-- Start of DATA ROWS --
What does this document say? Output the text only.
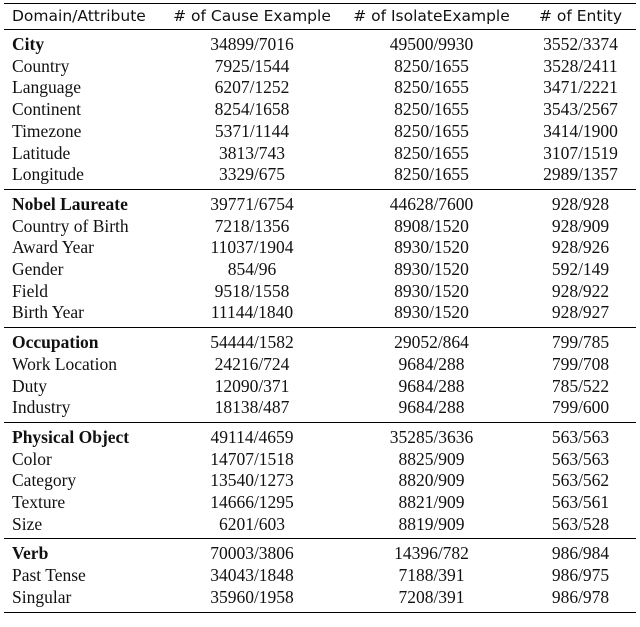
Domain/Attribute	# of Cause Example	# of IsolateExample	# of Entity
City	34899/7016	49500/9930	3552/3374
Country	7925/1544	8250/1655	3528/2411
Language	6207/1252	8250/1655	3471/2221
Continent	8254/1658	8250/1655	3543/2567
Timezone	5371/1144	8250/1655	3414/1900
Latitude	3813/743	8250/1655	3107/1519
Longitude	3329/675	8250/1655	2989/1357
Nobel Laureate	39771/6754	44628/7600	928/928
Country of Birth	7218/1356	8908/1520	928/909
Award Year	11037/1904	8930/1520	928/926
Gender	854/96	8930/1520	592/149
Field	9518/1558	8930/1520	928/922
Birth Year	11144/1840	8930/1520	928/927
Occupation	54444/1582	29052/864	799/785
Work Location	24216/724	9684/288	799/708
Duty	12090/371	9684/288	785/522
Industry	18138/487	9684/288	799/600
Physical Object	49114/4659	35285/3636	563/563
Color	14707/1518	8825/909	563/563
Category	13540/1273	8820/909	563/562
Texture	14666/1295	8821/909	563/561
Size	6201/603	8819/909	563/528
Verb	70003/3806	14396/782	986/984
Past Tense	34043/1848	7188/391	986/975
Singular	35960/1958	7208/391	986/978
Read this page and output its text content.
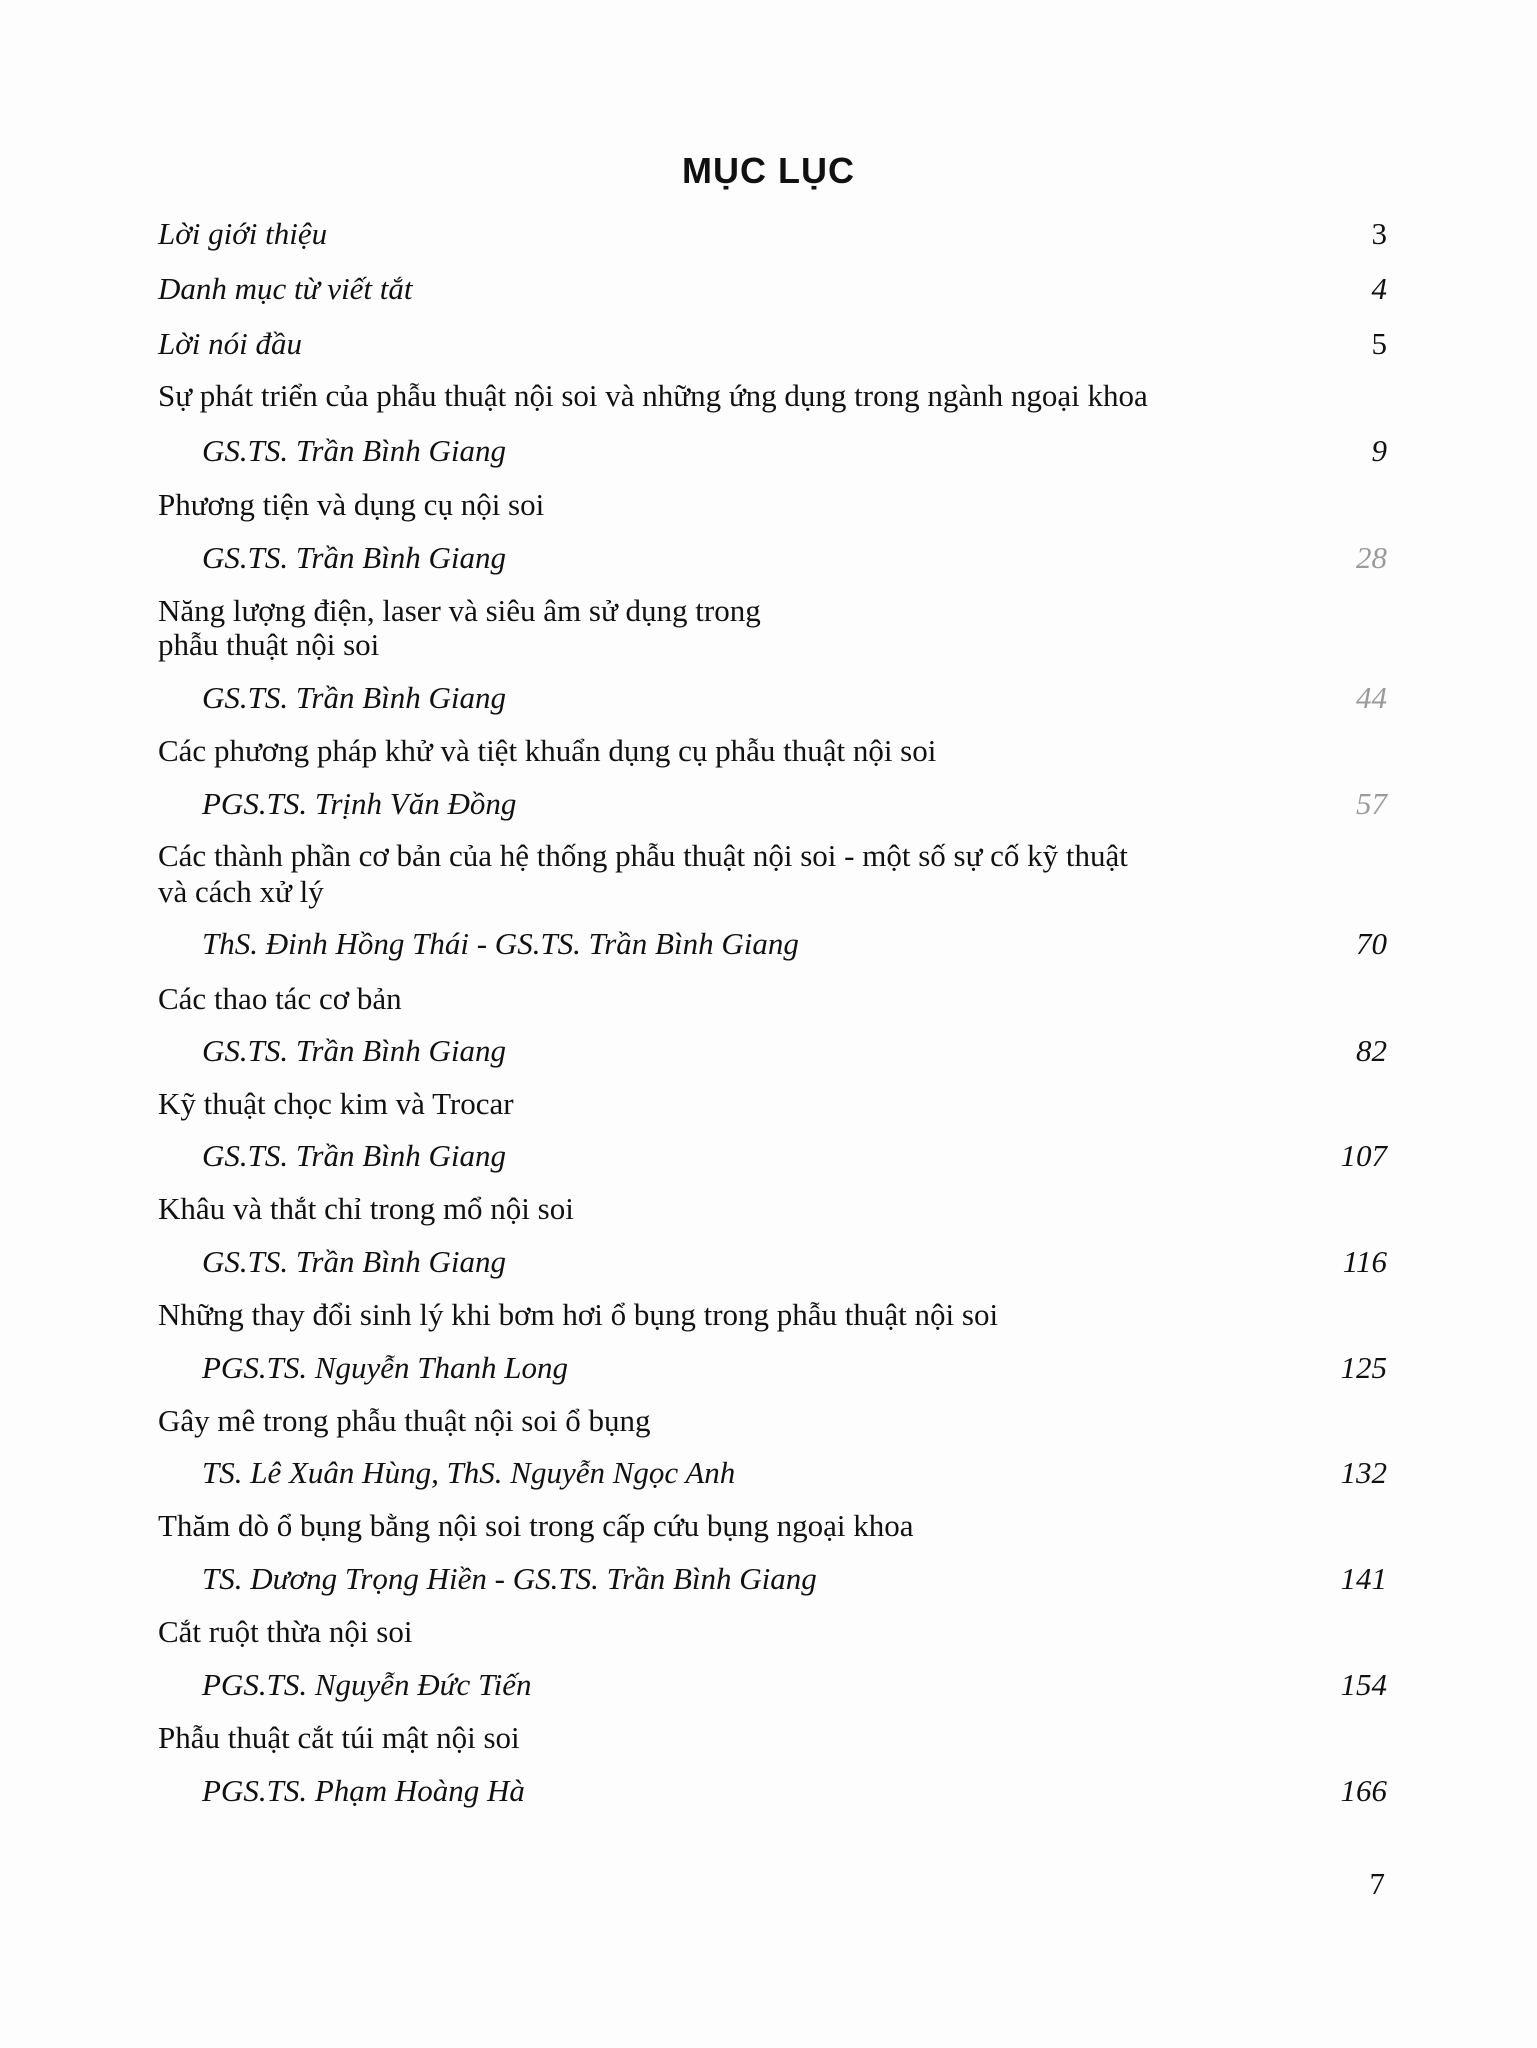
MỤC LỤC
Lời giới thiệu	3
Danh mục từ viết tắt	4
Lời nói đầu	5
Sự phát triển của phẫu thuật nội soi và những ứng dụng trong ngành ngoại khoa
GS.TS. Trần Bình Giang	9
Phương tiện và dụng cụ nội soi
GS.TS. Trần Bình Giang	28
Năng lượng điện, laser và siêu âm sử dụng trong
phẫu thuật nội soi
GS.TS. Trần Bình Giang	44
Các phương pháp khử và tiệt khuẩn dụng cụ phẫu thuật nội soi
PGS.TS. Trịnh Văn Đồng	57
Các thành phần cơ bản của hệ thống phẫu thuật nội soi - một số sự cố kỹ thuật
và cách xử lý
ThS. Đinh Hồng Thái - GS.TS. Trần Bình Giang	70
Các thao tác cơ bản
GS.TS. Trần Bình Giang	82
Kỹ thuật chọc kim và Trocar
GS.TS. Trần Bình Giang	107
Khâu và thắt chỉ trong mổ nội soi
GS.TS. Trần Bình Giang	116
Những thay đổi sinh lý khi bơm hơi ổ bụng trong phẫu thuật nội soi
PGS.TS. Nguyễn Thanh Long	125
Gây mê trong phẫu thuật nội soi ổ bụng
TS. Lê Xuân Hùng, ThS. Nguyễn Ngọc Anh	132
Thăm dò ổ bụng bằng nội soi trong cấp cứu bụng ngoại khoa
TS. Dương Trọng Hiền - GS.TS. Trần Bình Giang	141
Cắt ruột thừa nội soi
PGS.TS. Nguyễn Đức Tiến	154
Phẫu thuật cắt túi mật nội soi
PGS.TS. Phạm Hoàng Hà	166
7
-- End of DATA ROWS --
▸ **BRIEF**
Each line that holds the word "Giang" is to be copied.

▸ **THE OUTPUT**
GS.TS. Trần Bình Giang	9
GS.TS. Trần Bình Giang	28
GS.TS. Trần Bình Giang	44
ThS. Đinh Hồng Thái - GS.TS. Trần Bình Giang	70
GS.TS. Trần Bình Giang	82
GS.TS. Trần Bình Giang	107
GS.TS. Trần Bình Giang	116
TS. Dương Trọng Hiền - GS.TS. Trần Bình Giang	141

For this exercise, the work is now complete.